THE REQUEST: From the listing below, tally the lines that include "rights". Return only the total.

SUPPLIED MATERIAL:

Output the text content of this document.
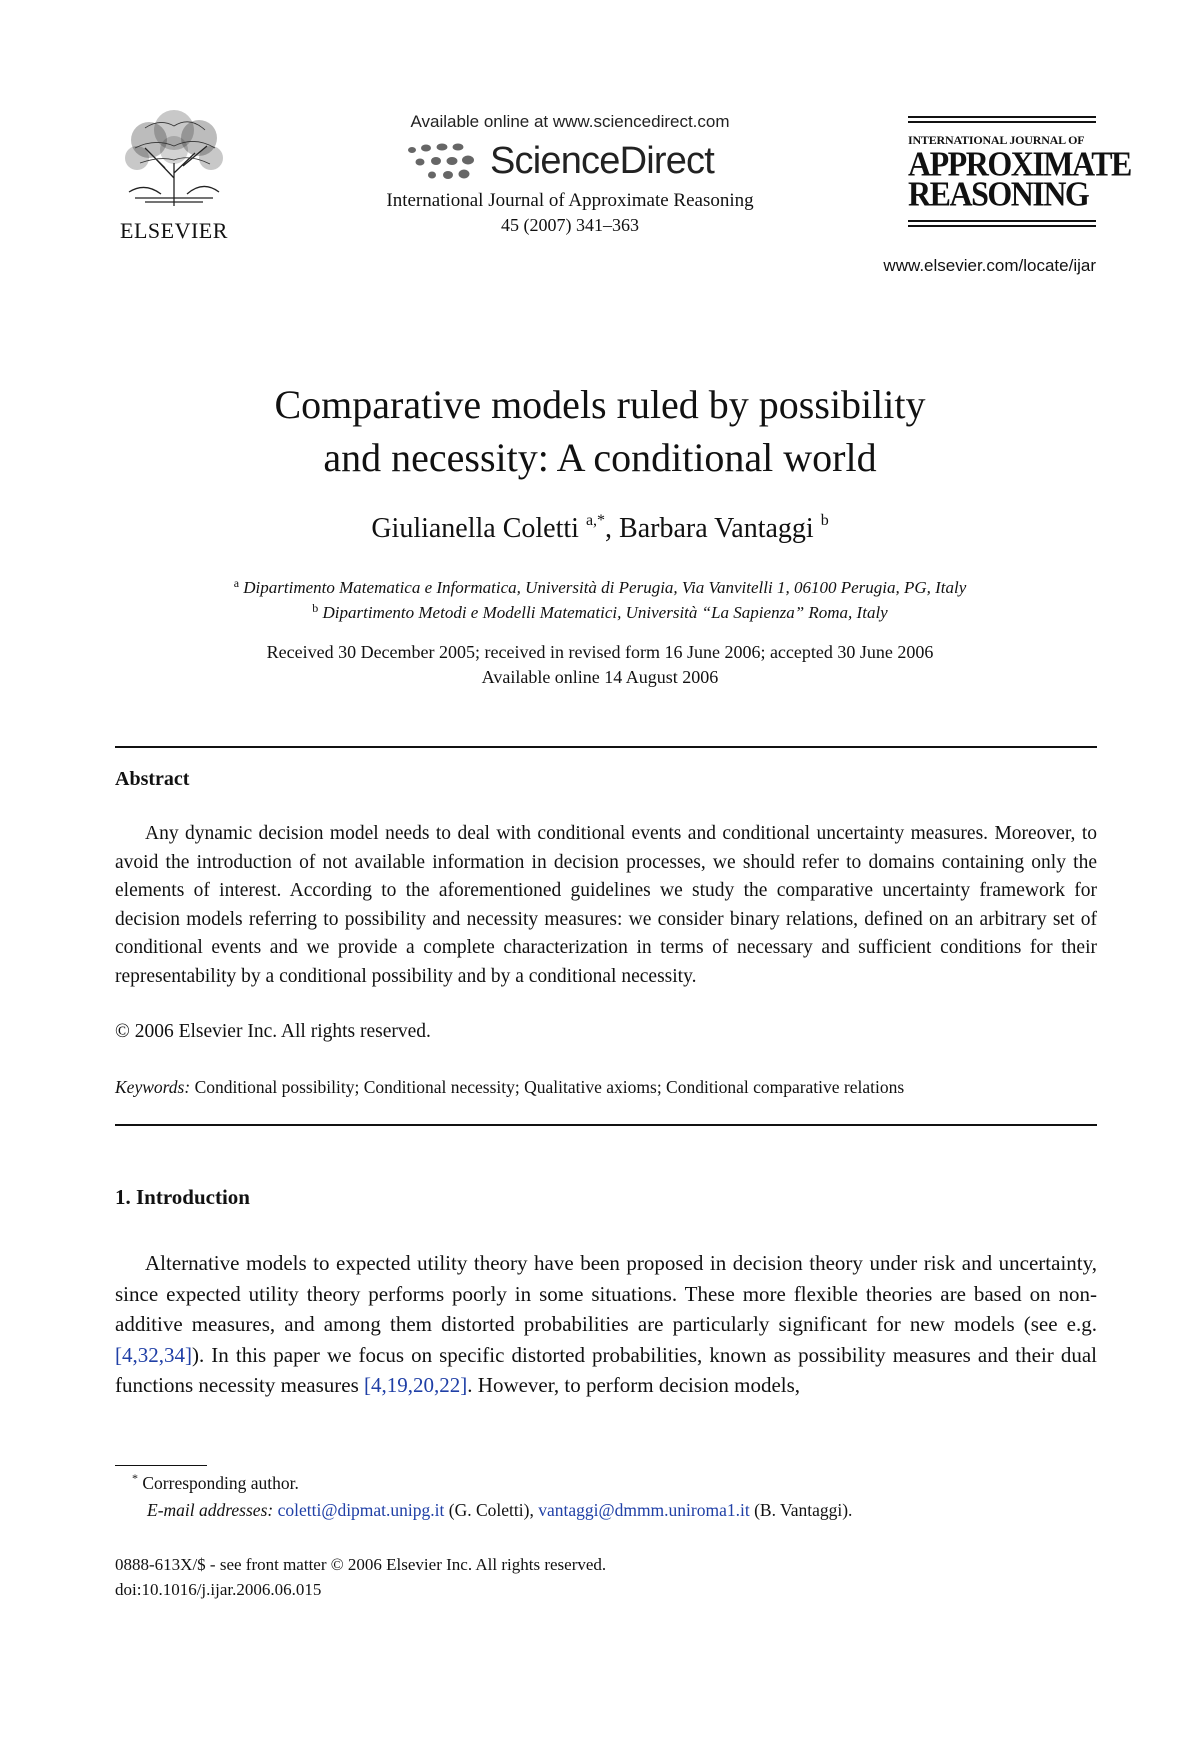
ELSEVIER
Available online at www.sciencedirect.com
ScienceDirect
International Journal of Approximate Reasoning
45 (2007) 341–363
INTERNATIONAL JOURNAL OF
APPROXIMATE
REASONING
www.elsevier.com/locate/ijar
Comparative models ruled by possibility
and necessity: A conditional world
Giulianella Coletti $^{a,*}$, Barbara Vantaggi $^b$
$^a$ Dipartimento Matematica e Informatica, Università di Perugia, Via Vanvitelli 1, 06100 Perugia, PG, Italy
$^b$ Dipartimento Metodi e Modelli Matematici, Università “La Sapienza” Roma, Italy
Received 30 December 2005; received in revised form 16 June 2006; accepted 30 June 2006
Available online 14 August 2006
Abstract

Any dynamic decision model needs to deal with conditional events and conditional uncertainty measures. Moreover, to avoid the introduction of not available information in decision processes, we should refer to domains containing only the elements of interest. According to the aforementioned guidelines we study the comparative uncertainty framework for decision models referring to possibility and necessity measures: we consider binary relations, defined on an arbitrary set of conditional events and we provide a complete characterization in terms of necessary and sufficient conditions for their representability by a conditional possibility and by a conditional necessity.

© 2006 Elsevier Inc. All rights reserved.
Keywords: Conditional possibility; Conditional necessity; Qualitative axioms; Conditional comparative relations
1. Introduction

Alternative models to expected utility theory have been proposed in decision theory under risk and uncertainty, since expected utility theory performs poorly in some situations. These more flexible theories are based on non-additive measures, and among them distorted probabilities are particularly significant for new models (see e.g. [4,32,34]). In this paper we focus on specific distorted probabilities, known as possibility measures and their dual functions necessity measures [4,19,20,22]. However, to perform decision models,

* Corresponding author.
E-mail addresses: coletti@dipmat.unipg.it (G. Coletti), vantaggi@dmmm.uniroma1.it (B. Vantaggi).
0888-613X/$ - see front matter © 2006 Elsevier Inc. All rights reserved.
doi:10.1016/j.ijar.2006.06.015
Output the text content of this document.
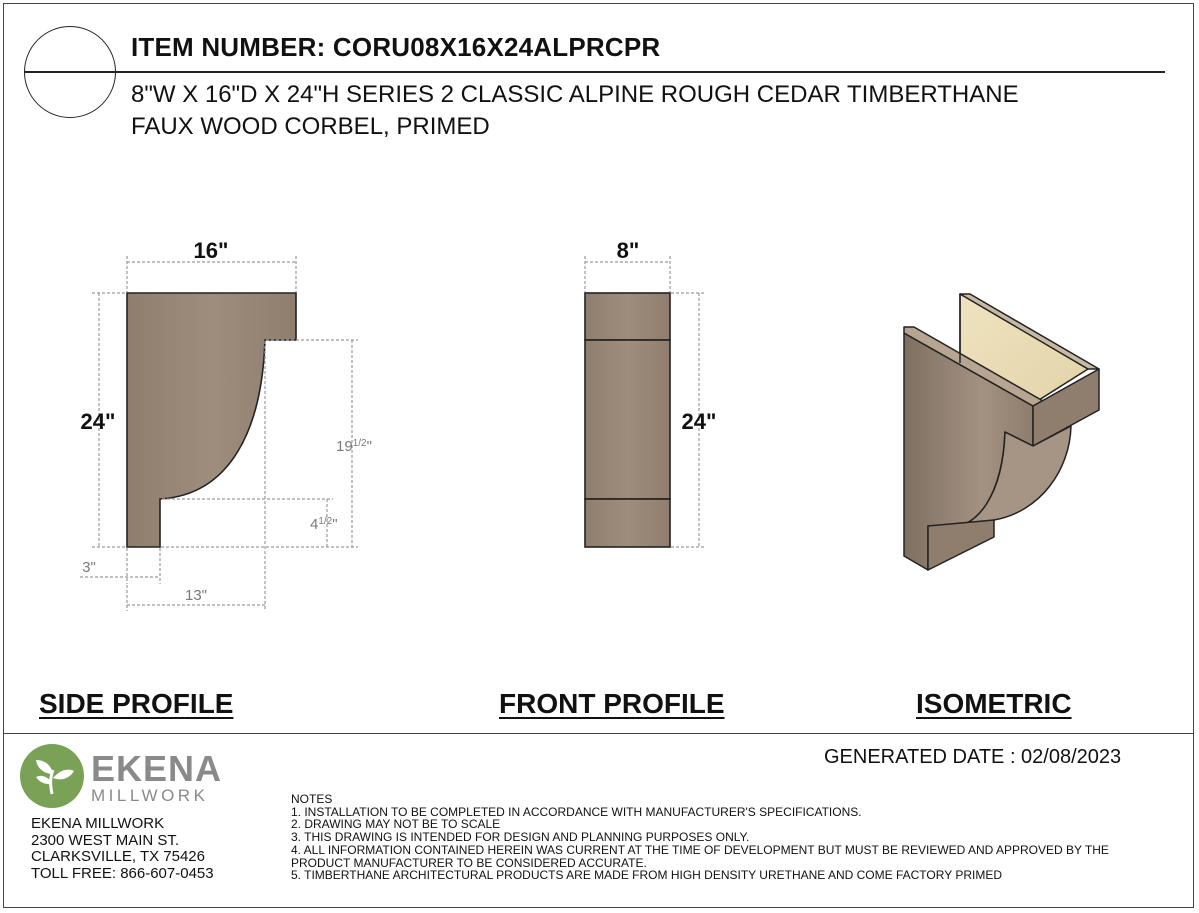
ITEM NUMBER: CORU08X16X24ALPRCPR
8"W X 16"D X 24"H SERIES 2 CLASSIC ALPINE ROUGH CEDAR TIMBERTHANE
FAUX WOOD CORBEL, PRIMED
16"
24"
$19^{1/2}$"
$4^{1/2}$"
3"
13"
8"
24"
SIDE PROFILE	FRONT PROFILE	ISOMETRIC
EKENA
MILLWORK
EKENA MILLWORK
2300 WEST MAIN ST.
CLARKSVILLE, TX 75426
TOLL FREE: 866-607-0453
GENERATED DATE : 02/08/2023
NOTES
1. INSTALLATION TO BE COMPLETED IN ACCORDANCE WITH MANUFACTURER'S SPECIFICATIONS.
2. DRAWING MAY NOT BE TO SCALE
3. THIS DRAWING IS INTENDED FOR DESIGN AND PLANNING PURPOSES ONLY.
4. ALL INFORMATION CONTAINED HEREIN WAS CURRENT AT THE TIME OF DEVELOPMENT BUT MUST BE REVIEWED AND APPROVED BY THE
PRODUCT MANUFACTURER TO BE CONSIDERED ACCURATE.
5. TIMBERTHANE ARCHITECTURAL PRODUCTS ARE MADE FROM HIGH DENSITY URETHANE AND COME FACTORY PRIMED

COMPLETE ANSWER: 2